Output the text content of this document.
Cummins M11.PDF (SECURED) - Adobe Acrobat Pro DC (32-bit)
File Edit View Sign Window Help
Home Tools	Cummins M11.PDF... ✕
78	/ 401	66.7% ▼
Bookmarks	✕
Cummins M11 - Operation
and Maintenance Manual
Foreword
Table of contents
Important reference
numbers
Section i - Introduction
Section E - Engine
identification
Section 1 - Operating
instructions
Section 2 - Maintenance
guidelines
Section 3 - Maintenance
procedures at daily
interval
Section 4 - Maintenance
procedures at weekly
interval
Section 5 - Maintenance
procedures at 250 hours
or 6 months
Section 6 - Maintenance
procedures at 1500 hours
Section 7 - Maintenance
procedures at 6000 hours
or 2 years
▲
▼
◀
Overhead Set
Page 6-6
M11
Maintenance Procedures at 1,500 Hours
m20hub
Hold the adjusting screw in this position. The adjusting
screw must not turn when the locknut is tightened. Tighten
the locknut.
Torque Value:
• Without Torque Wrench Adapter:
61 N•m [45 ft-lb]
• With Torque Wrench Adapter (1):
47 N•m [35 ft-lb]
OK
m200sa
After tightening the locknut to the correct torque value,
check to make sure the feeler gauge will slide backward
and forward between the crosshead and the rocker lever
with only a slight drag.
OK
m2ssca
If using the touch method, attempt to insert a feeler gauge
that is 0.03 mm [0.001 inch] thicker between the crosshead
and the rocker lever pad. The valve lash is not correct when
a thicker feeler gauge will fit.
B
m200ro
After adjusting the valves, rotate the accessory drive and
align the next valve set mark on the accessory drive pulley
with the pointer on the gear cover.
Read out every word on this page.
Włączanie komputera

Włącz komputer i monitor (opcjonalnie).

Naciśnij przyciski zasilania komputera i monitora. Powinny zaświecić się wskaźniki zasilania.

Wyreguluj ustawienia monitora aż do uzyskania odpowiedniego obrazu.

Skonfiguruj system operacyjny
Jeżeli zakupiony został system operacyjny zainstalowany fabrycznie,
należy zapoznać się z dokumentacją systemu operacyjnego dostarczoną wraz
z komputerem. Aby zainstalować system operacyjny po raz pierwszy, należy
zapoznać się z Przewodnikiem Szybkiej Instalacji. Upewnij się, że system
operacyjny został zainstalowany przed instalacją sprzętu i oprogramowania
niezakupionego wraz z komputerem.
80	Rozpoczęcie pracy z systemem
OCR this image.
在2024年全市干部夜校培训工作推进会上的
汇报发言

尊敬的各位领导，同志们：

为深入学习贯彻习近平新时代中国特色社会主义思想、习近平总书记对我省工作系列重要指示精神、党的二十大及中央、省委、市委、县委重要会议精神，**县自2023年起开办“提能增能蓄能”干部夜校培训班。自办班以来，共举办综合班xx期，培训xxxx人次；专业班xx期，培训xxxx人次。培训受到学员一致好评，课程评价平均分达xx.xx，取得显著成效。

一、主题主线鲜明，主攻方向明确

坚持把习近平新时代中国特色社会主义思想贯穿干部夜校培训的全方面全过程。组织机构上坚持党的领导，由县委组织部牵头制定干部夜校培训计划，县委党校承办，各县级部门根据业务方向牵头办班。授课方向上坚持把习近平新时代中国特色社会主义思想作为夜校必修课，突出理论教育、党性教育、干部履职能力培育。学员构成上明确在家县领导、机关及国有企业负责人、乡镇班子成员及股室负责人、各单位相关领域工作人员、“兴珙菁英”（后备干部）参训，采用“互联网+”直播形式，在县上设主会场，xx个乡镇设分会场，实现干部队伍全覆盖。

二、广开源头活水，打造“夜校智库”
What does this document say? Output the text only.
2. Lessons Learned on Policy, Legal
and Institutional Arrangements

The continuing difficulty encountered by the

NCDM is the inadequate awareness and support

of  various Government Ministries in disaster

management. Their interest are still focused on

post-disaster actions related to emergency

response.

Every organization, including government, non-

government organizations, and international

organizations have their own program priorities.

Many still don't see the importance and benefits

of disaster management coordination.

========

Exercise objective »
Reproduce every line above without error.

Reply »
Output the text content of this document.
Cummins M11.PDF (SECURED) - Adobe Acrobat Pro DC (32-bit)
File Edit View Sign Window Help
Home Tools	Cummins M11.PDF... ✕
78	/ 401	66.7% ▼
Bookmarks	✕
Cummins M11 - Operation
and Maintenance Manual
Foreword
Table of contents
Important reference
numbers
Section i - Introduction
Section E - Engine
identification
Section 1 - Operating
instructions
Section 2 - Maintenance
guidelines
Section 3 - Maintenance
procedures at daily
interval
Section 4 - Maintenance
procedures at weekly
interval
Section 5 - Maintenance
procedures at 250 hours
or 6 months
Section 6 - Maintenance
procedures at 1500 hours
Section 7 - Maintenance
procedures at 6000 hours
or 2 years
▲
▼
◀
Overhead Set
Page 6-6
M11
Maintenance Procedures at 1,500 Hours
m20hub
Hold the adjusting screw in this position. The adjusting
screw must not turn when the locknut is tightened. Tighten
the locknut.
Torque Value:
• Without Torque Wrench Adapter:
61 N•m [45 ft-lb]
• With Torque Wrench Adapter (1):
47 N•m [35 ft-lb]
OK
m200sa
After tightening the locknut to the correct torque value,
check to make sure the feeler gauge will slide backward
and forward between the crosshead and the rocker lever
with only a slight drag.
OK
m2ssca
If using the touch method, attempt to insert a feeler gauge
that is 0.03 mm [0.001 inch] thicker between the crosshead
and the rocker lever pad. The valve lash is not correct when
a thicker feeler gauge will fit.
B
m200ro
After adjusting the valves, rotate the accessory drive and
align the next valve set mark on the accessory drive pulley
with the pointer on the gear cover.
Read out every word on this page.
Włączanie komputera

Włącz komputer i monitor (opcjonalnie).

Naciśnij przyciski zasilania komputera i monitora. Powinny zaświecić się wskaźniki zasilania.

Wyreguluj ustawienia monitora aż do uzyskania odpowiedniego obrazu.

Skonfiguruj system operacyjny
Jeżeli zakupiony został system operacyjny zainstalowany fabrycznie,
należy zapoznać się z dokumentacją systemu operacyjnego dostarczoną wraz
z komputerem. Aby zainstalować system operacyjny po raz pierwszy, należy
zapoznać się z Przewodnikiem Szybkiej Instalacji. Upewnij się, że system
operacyjny został zainstalowany przed instalacją sprzętu i oprogramowania
niezakupionego wraz z komputerem.
80	Rozpoczęcie pracy z systemem
OCR this image.
在2024年全市干部夜校培训工作推进会上的
汇报发言

尊敬的各位领导，同志们：

为深入学习贯彻习近平新时代中国特色社会主义思想、习近平总书记对我省工作系列重要指示精神、党的二十大及中央、省委、市委、县委重要会议精神，**县自2023年起开办“提能增能蓄能”干部夜校培训班。自办班以来，共举办综合班xx期，培训xxxx人次；专业班xx期，培训xxxx人次。培训受到学员一致好评，课程评价平均分达xx.xx，取得显著成效。

一、主题主线鲜明，主攻方向明确

坚持把习近平新时代中国特色社会主义思想贯穿干部夜校培训的全方面全过程。组织机构上坚持党的领导，由县委组织部牵头制定干部夜校培训计划，县委党校承办，各县级部门根据业务方向牵头办班。授课方向上坚持把习近平新时代中国特色社会主义思想作为夜校必修课，突出理论教育、党性教育、干部履职能力培育。学员构成上明确在家县领导、机关及国有企业负责人、乡镇班子成员及股室负责人、各单位相关领域工作人员、“兴珙菁英”（后备干部）参训，采用“互联网+”直播形式，在县上设主会场，xx个乡镇设分会场，实现干部队伍全覆盖。

二、广开源头活水，打造“夜校智库”
What does this document say? Output the text only.
2. Lessons Learned on Policy, Legal
and Institutional Arrangements

The continuing difficulty encountered by the

NCDM is the inadequate awareness and support

of  various Government Ministries in disaster

management. Their interest are still focused on

post-disaster actions related to emergency

response.

Every organization, including government, non-

government organizations, and international

organizations have their own program priorities.

Many still don't see the importance and benefits

of disaster management coordination.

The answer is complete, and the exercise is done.